» INSTRUCTIONS TO FOLLOW
Omit every picture and write out the rest of the records exactly.

Entries from a dataset:
╔══

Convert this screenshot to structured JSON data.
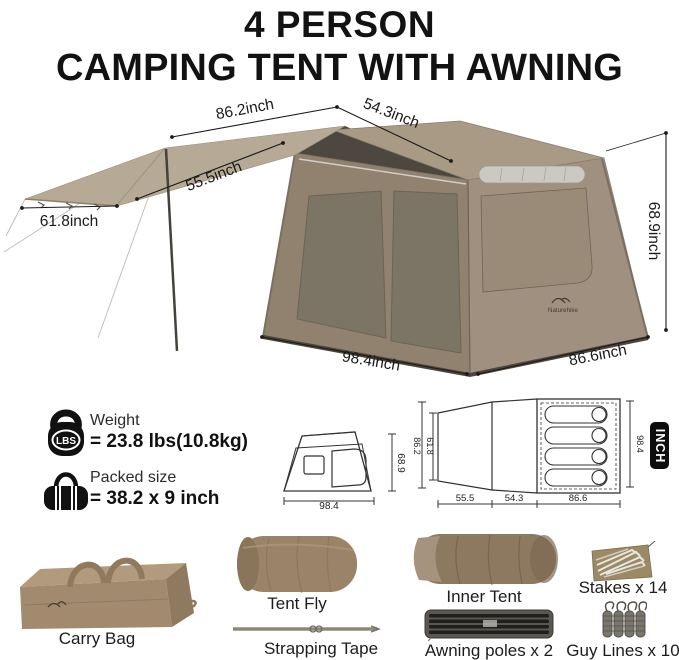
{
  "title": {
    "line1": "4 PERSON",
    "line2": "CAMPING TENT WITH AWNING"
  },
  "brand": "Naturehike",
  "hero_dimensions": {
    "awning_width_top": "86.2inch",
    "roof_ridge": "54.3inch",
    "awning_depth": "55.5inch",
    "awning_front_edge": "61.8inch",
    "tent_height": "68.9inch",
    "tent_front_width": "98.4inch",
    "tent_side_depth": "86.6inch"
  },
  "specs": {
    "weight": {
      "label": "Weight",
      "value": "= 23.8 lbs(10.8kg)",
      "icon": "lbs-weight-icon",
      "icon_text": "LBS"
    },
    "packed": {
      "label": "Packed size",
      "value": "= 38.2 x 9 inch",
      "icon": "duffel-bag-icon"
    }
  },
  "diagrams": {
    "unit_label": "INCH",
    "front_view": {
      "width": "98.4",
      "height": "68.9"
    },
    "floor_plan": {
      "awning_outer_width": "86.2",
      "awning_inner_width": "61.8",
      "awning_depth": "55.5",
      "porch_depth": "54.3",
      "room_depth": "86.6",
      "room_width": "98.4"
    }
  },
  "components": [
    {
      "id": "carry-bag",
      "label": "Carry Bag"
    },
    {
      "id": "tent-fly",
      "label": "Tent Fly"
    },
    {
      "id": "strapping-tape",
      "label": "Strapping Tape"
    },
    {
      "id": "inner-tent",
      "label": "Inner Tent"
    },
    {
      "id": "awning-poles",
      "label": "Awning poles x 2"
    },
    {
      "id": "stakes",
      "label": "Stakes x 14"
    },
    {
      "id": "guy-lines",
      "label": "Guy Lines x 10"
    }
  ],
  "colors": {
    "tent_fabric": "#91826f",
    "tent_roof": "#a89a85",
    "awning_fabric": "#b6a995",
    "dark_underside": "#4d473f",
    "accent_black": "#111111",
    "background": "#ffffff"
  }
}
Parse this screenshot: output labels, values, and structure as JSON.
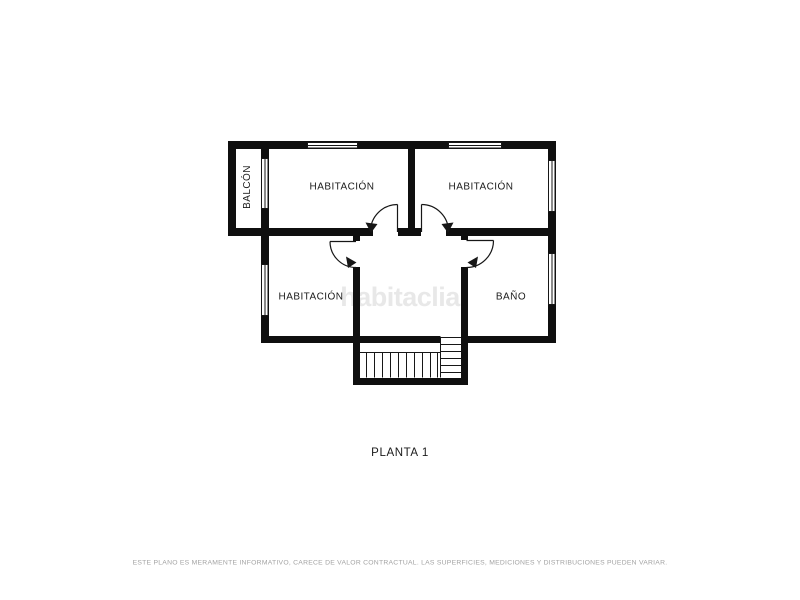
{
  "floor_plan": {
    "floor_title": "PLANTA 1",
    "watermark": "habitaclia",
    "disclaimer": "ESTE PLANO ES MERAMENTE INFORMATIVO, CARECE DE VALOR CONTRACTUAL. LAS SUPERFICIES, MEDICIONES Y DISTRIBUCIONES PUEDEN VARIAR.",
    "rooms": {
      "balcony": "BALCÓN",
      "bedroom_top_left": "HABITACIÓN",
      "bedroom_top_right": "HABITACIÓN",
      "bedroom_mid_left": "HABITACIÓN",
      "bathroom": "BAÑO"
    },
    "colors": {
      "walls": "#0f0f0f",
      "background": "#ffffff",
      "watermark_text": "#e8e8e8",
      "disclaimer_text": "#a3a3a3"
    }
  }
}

╚══

» THE REPLY
Convert this screenshot to structured JSON data.
{
  "title": {
    "line1": "4 PERSON",
    "line2": "CAMPING TENT WITH AWNING"
  },
  "brand": "Naturehike",
  "hero_dimensions": {
    "awning_width_top": "86.2inch",
    "roof_ridge": "54.3inch",
    "awning_depth": "55.5inch",
    "awning_front_edge": "61.8inch",
    "tent_height": "68.9inch",
    "tent_front_width": "98.4inch",
    "tent_side_depth": "86.6inch"
  },
  "specs": {
    "weight": {
      "label": "Weight",
      "value": "= 23.8 lbs(10.8kg)",
      "icon": "lbs-weight-icon",
      "icon_text": "LBS"
    },
    "packed": {
      "label": "Packed size",
      "value": "= 38.2 x 9 inch",
      "icon": "duffel-bag-icon"
    }
  },
  "diagrams": {
    "unit_label": "INCH",
    "front_view": {
      "width": "98.4",
      "height": "68.9"
    },
    "floor_plan": {
      "awning_outer_width": "86.2",
      "awning_inner_width": "61.8",
      "awning_depth": "55.5",
      "porch_depth": "54.3",
      "room_depth": "86.6",
      "room_width": "98.4"
    }
  },
  "components": [
    {
      "id": "carry-bag",
      "label": "Carry Bag"
    },
    {
      "id": "tent-fly",
      "label": "Tent Fly"
    },
    {
      "id": "strapping-tape",
      "label": "Strapping Tape"
    },
    {
      "id": "inner-tent",
      "label": "Inner Tent"
    },
    {
      "id": "awning-poles",
      "label": "Awning poles x 2"
    },
    {
      "id": "stakes",
      "label": "Stakes x 14"
    },
    {
      "id": "guy-lines",
      "label": "Guy Lines x 10"
    }
  ],
  "colors": {
    "tent_fabric": "#91826f",
    "tent_roof": "#a89a85",
    "awning_fabric": "#b6a995",
    "dark_underside": "#4d473f",
    "accent_black": "#111111",
    "background": "#ffffff"
  }
}
Parse this screenshot: output labels, values, and structure as JSON.
{
  "floor_plan": {
    "floor_title": "PLANTA 1",
    "watermark": "habitaclia",
    "disclaimer": "ESTE PLANO ES MERAMENTE INFORMATIVO, CARECE DE VALOR CONTRACTUAL. LAS SUPERFICIES, MEDICIONES Y DISTRIBUCIONES PUEDEN VARIAR.",
    "rooms": {
      "balcony": "BALCÓN",
      "bedroom_top_left": "HABITACIÓN",
      "bedroom_top_right": "HABITACIÓN",
      "bedroom_mid_left": "HABITACIÓN",
      "bathroom": "BAÑO"
    },
    "colors": {
      "walls": "#0f0f0f",
      "background": "#ffffff",
      "watermark_text": "#e8e8e8",
      "disclaimer_text": "#a3a3a3"
    }
  }
}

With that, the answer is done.